• _EXTRACT_
⟨
This meal is certainly feeling good for us. The maitre d’, Simone, who is in effect the ballet master, comes round to us, as to every table, to thank us for coming. It is such an honour. He has ongoing surprises. Another of his team wheels up yet another trolley, with bronze pots holding no, not edible flowers, but lots of herbs, including limoncello and mint. Wearing white gloves, he cuts sprigs which he puts into an antique pot. Pour in boiling water from an antique kettle. Since the herbs are fresh not dried, they need seven to nine minutes to steep. Serve, as an infusion, a digestif to help with that purification that the water has supposedly already started (whether or not this was helped by tastings of Guilio Ferrari Riserva de Fondarone 2001, Lageder Apollonia 2009, Banfi Brunello di Montalcino 2007 and Bibi Graetz Testamatta 2004 is debatable).
Rome Cavalieri celebrates its 50th anniversary this year – Heinz Beck helped with its birthday party in June, when 480 of Italy’s Greatest partied around the two outside pools (this hotel has everything, including an indoor pool, a sculpture walk, tennis and, inside, over a thousand incredibly valuable art works). It also has a sense of fun. The elevator cabins have screens showing long-loop videos of fish and underwater things that actually look, well, like something else. Take one of the eighth floor duplex suites, say the Planetarium Suite (number 801) and 23 yacht-like steps lead up, through a non-proverbial glass ceiling, to a private terrace with a massive hot tub, space for a cocktail for at least 25, and that view.
⟩
• _RAW DATA_
⟨
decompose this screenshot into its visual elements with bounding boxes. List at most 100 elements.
⟩
• _PROBLEMS TO SOLVE_
(a) List every wine named as tasted in the extract about the Rome Cavalieri dinner and hotel.
(b) Answer these questions from the extract about the Rome Cavalieri dinner and hotel, giving each answer on its own line with the matching mark:
(i) How many minutes do the fresh herbs need to steep?
(ii) Which anniversary is Rome Cavalieri celebrating this year?
(iii) How many steps lead up from the Planetarium Suite to its private terrace?
(c) Continue the extract about the Rome Cavalieri dinner and hotel, picking up right after its final sentence.

• _EXPECTED RESPONSES_
(a)
Guilio Ferrari Riserva de Fondarone 2001
Lageder Apollonia 2009
Banfi Brunello di Montalcino 2007
Bibi Graetz Testamatta 2004

(b)
(i) Seven to nine minutes.
(ii) Its 50th anniversary.
(iii) 23 steps.

(c)
Suites give access to the seventh floor Imperial Club lounge, which is a typical lounge but with antiques that you know are priceless. Back down in the main lobby, no price is put on hanging tapestries, but you do know that three Tiepolos, fortunately behind glass, are worth over eight million (US). Apparently Silvio Berlusconi likes being photographed in front of them. Tourists who have done their homework like having afternoon tea in front of them. The conductor of this whole 460-room hotel, Serge Ethuin, is always thinking up experiences for people staying here.. he reminds me that the sofa in suite 801 is one of six that the hotel’s owners bought from Karl Lagerfeld’s apartment in Paris. Each is long enough for six fashionistas, though not sumos, to sit side by side.
Serge Ethuin has personal concierges to organise individual stays, bespoke travel to Rome planned and supervised by the luxury hotel. Book a suite – following Girlahead’s advice – and you are picked up from the airport in a gleaming Rolls Royce, with the hotel’s compliments. As I leave, I note how the car’s bonnet reflects the hotel’s exterior, with its floors of balconies interspersed with terracotta tile decoration.